Aim:
Return, unchanged, every line in the material that follows, from the line holding "special-privileges-section: Special Privileges" through the line holding "reward-points-input[interactable]: 0: [230, 219, 436, 246]", both included.

Items:
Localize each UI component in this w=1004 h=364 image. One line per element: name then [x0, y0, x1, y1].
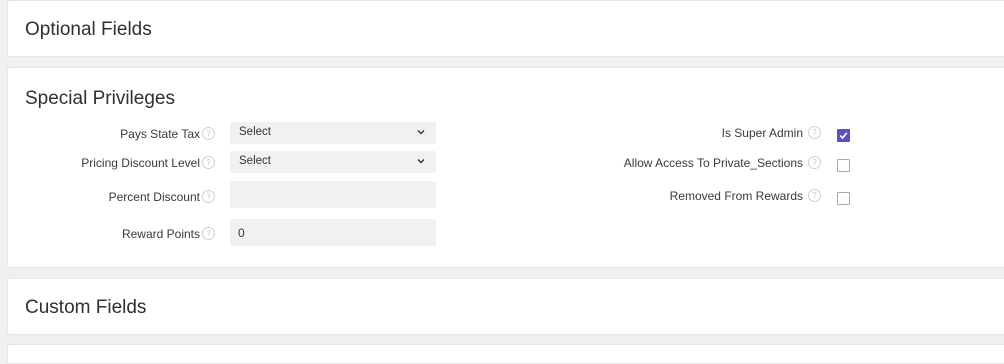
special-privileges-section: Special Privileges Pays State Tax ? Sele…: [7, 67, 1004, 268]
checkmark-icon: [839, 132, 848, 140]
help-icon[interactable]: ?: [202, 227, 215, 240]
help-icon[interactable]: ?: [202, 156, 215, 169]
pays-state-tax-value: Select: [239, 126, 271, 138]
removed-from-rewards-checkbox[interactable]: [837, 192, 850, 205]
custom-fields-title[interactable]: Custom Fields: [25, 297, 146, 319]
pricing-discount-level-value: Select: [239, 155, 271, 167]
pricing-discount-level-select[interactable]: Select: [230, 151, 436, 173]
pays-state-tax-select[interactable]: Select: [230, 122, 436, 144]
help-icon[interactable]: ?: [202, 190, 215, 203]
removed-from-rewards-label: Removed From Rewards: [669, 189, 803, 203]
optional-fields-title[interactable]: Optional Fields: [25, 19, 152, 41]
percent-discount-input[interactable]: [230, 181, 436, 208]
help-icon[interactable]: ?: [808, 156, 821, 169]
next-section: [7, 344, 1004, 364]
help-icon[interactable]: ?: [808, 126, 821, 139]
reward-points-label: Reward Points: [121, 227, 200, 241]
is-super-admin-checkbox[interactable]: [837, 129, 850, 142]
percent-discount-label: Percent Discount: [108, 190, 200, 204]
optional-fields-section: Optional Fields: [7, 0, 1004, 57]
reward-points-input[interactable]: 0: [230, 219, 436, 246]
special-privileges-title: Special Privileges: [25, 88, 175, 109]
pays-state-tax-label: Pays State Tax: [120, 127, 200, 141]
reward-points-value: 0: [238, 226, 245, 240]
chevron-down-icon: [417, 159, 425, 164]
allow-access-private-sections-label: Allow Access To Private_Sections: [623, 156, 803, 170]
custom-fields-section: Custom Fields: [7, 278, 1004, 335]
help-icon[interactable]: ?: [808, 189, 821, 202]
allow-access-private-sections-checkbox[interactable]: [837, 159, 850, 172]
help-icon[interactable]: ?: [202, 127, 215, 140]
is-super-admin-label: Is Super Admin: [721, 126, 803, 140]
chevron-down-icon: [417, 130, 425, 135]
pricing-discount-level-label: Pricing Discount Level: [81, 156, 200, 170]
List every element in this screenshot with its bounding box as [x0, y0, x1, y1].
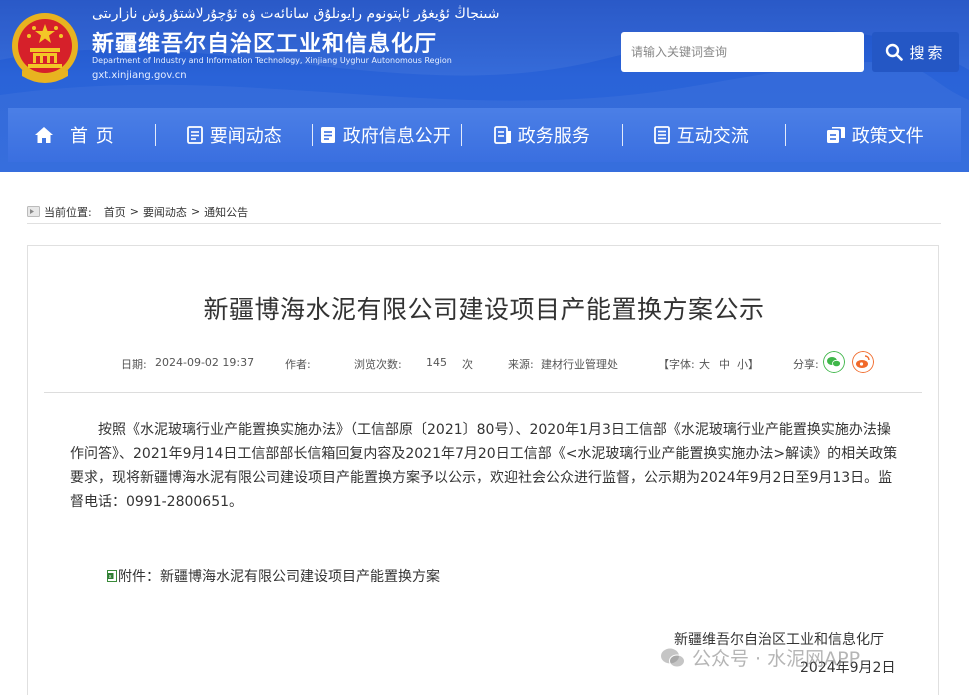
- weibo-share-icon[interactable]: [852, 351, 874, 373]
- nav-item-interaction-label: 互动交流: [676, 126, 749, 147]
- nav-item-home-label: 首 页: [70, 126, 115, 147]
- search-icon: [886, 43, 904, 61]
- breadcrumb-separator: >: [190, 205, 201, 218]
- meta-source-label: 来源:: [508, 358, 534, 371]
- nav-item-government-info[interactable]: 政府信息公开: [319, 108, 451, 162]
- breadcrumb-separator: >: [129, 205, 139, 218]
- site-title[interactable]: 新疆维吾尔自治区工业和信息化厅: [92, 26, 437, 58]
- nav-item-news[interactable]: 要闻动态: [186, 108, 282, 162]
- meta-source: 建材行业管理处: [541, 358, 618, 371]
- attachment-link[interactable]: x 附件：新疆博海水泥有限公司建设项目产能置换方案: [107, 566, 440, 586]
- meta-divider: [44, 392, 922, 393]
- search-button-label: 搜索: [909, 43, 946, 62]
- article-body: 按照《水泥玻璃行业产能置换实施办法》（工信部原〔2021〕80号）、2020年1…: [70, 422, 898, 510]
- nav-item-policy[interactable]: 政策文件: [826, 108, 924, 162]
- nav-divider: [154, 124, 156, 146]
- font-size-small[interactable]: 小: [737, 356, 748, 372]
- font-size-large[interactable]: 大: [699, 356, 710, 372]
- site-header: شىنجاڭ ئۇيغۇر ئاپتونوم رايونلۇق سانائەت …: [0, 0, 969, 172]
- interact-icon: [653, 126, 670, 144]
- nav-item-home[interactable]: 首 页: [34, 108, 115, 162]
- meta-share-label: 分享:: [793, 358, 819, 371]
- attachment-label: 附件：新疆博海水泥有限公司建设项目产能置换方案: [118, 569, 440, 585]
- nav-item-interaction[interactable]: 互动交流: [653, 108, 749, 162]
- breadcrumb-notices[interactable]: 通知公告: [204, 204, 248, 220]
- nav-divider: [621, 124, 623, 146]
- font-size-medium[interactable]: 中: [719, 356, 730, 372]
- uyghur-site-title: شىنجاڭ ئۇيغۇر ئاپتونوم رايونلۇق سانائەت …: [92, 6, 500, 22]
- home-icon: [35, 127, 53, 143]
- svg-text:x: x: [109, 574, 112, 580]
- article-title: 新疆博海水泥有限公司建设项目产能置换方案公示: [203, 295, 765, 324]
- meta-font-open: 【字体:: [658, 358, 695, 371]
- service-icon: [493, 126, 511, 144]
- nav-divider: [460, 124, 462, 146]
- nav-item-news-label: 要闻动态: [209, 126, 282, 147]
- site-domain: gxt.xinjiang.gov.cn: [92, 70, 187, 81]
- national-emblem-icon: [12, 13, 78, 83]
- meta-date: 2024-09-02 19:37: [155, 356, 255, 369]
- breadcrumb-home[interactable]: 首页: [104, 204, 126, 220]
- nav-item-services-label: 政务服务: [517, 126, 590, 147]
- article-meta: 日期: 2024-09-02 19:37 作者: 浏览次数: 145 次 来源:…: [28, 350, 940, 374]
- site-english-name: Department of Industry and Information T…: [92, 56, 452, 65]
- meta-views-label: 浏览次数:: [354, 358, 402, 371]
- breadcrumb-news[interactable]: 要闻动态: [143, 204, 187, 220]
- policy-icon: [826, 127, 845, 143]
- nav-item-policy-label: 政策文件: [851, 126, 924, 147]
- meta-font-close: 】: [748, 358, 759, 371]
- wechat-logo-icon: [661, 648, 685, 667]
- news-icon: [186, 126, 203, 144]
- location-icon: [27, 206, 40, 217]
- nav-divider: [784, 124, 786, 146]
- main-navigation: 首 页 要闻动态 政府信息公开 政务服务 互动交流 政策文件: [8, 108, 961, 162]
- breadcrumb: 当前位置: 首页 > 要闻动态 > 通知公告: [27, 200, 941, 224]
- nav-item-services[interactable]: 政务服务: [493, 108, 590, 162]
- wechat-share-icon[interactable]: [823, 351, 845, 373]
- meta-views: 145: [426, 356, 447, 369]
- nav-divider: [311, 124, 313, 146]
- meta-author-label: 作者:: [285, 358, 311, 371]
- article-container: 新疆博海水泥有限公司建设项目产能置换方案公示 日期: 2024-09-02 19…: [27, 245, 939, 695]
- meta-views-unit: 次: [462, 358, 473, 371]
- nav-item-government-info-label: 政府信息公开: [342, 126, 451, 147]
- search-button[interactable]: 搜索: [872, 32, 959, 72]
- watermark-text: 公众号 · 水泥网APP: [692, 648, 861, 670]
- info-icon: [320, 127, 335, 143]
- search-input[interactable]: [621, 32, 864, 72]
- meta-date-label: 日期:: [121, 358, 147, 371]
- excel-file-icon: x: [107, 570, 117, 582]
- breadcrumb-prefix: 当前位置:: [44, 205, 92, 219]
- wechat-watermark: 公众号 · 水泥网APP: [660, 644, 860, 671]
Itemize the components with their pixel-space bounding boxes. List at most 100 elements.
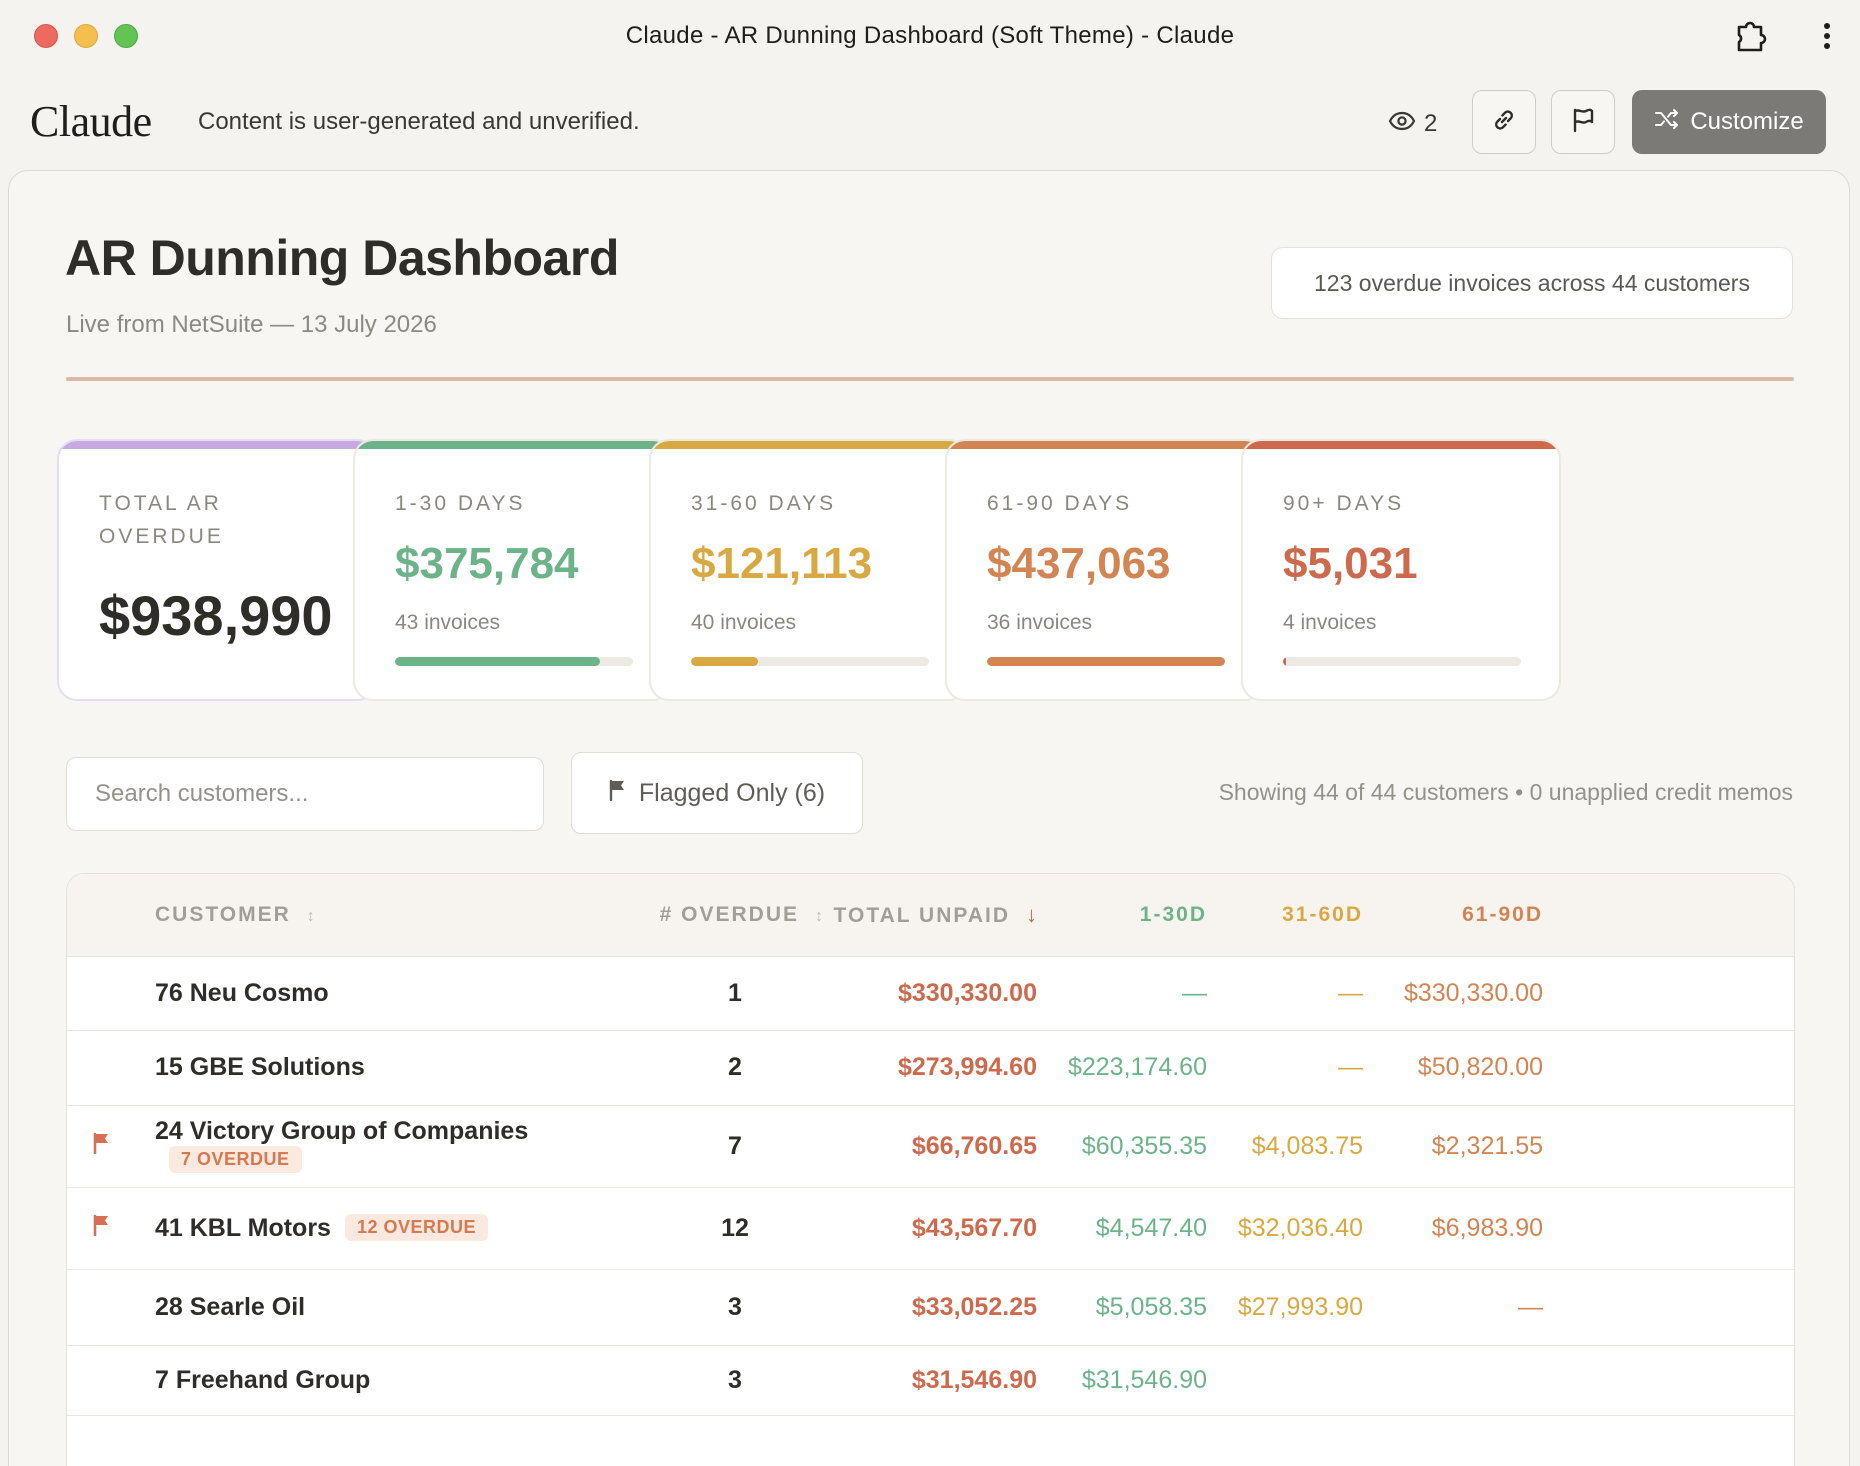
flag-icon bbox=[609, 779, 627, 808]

The result:
special-privileges-section: Special Privileges Pays State Tax ? Sele…: [7, 67, 1004, 268]
checkmark-icon: [839, 132, 848, 140]
help-icon[interactable]: ?: [202, 227, 215, 240]
help-icon[interactable]: ?: [202, 156, 215, 169]
pays-state-tax-value: Select: [239, 126, 271, 138]
removed-from-rewards-checkbox[interactable]: [837, 192, 850, 205]
custom-fields-title[interactable]: Custom Fields: [25, 297, 146, 319]
pricing-discount-level-value: Select: [239, 155, 271, 167]
pricing-discount-level-select[interactable]: Select: [230, 151, 436, 173]
pays-state-tax-select[interactable]: Select: [230, 122, 436, 144]
help-icon[interactable]: ?: [202, 190, 215, 203]
removed-from-rewards-label: Removed From Rewards: [669, 189, 803, 203]
optional-fields-title[interactable]: Optional Fields: [25, 19, 152, 41]
percent-discount-input[interactable]: [230, 181, 436, 208]
help-icon[interactable]: ?: [808, 156, 821, 169]
next-section: [7, 344, 1004, 364]
help-icon[interactable]: ?: [808, 126, 821, 139]
reward-points-label: Reward Points: [121, 227, 200, 241]
is-super-admin-checkbox[interactable]: [837, 129, 850, 142]
percent-discount-label: Percent Discount: [108, 190, 200, 204]
optional-fields-section: Optional Fields: [7, 0, 1004, 57]
reward-points-input[interactable]: 0: [230, 219, 436, 246]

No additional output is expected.